* **Required work**
If "this" shows up in a line of the material, return that line.

Raw data START

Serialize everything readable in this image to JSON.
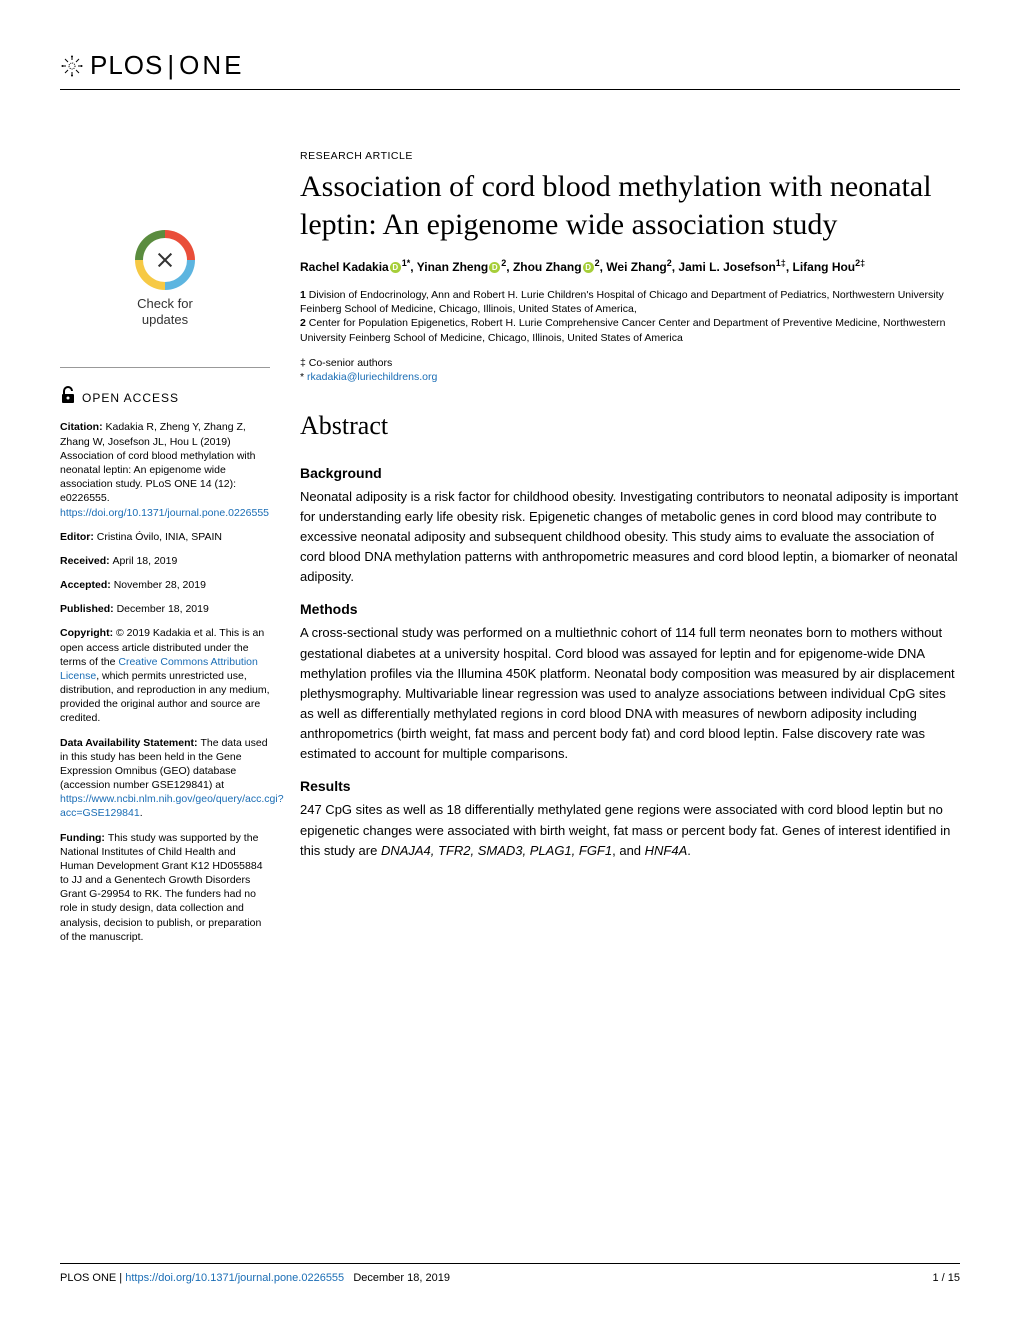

Raw data END
Raw data START

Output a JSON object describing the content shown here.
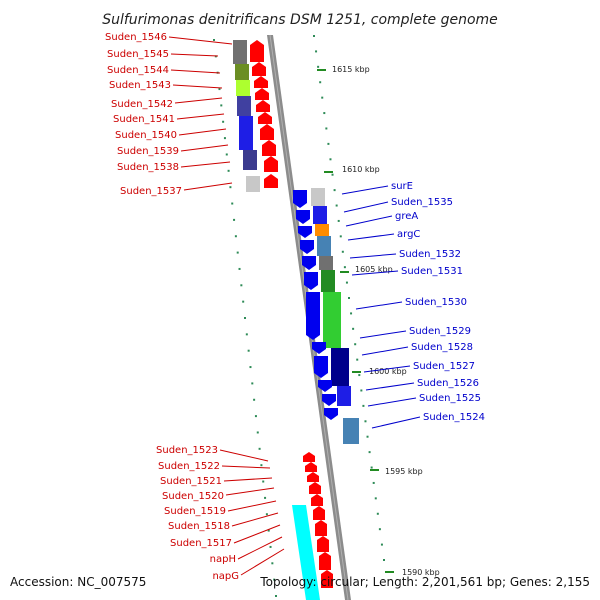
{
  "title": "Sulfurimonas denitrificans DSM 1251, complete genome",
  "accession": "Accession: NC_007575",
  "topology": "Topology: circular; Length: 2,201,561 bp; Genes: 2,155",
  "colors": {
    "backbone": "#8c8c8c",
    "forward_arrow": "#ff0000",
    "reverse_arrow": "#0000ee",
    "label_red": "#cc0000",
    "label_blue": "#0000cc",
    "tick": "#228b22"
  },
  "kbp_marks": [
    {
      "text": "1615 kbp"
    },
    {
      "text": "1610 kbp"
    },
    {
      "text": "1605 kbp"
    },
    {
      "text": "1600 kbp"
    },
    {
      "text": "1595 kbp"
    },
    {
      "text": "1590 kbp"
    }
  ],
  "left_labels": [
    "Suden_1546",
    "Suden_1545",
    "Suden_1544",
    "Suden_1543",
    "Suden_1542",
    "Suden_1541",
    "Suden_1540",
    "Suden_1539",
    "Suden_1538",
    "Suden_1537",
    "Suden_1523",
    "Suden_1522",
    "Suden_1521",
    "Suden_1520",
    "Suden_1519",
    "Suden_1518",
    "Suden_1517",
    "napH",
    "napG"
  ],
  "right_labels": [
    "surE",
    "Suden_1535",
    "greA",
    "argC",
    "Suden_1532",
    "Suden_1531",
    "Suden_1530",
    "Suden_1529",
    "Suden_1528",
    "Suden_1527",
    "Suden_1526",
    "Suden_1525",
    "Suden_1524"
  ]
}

Raw data END
Raw data START

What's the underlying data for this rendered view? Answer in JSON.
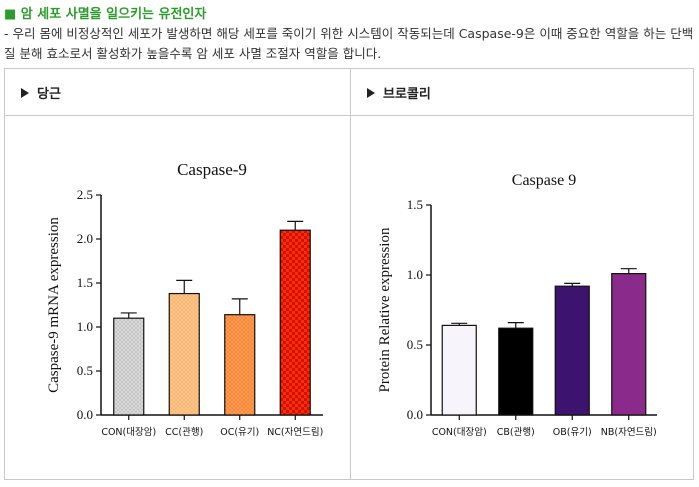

Raw data END

* **Exercise result**
Serialize everything readable in this image to JSON.
What's the underlying data for this rendered view? Answer in JSON.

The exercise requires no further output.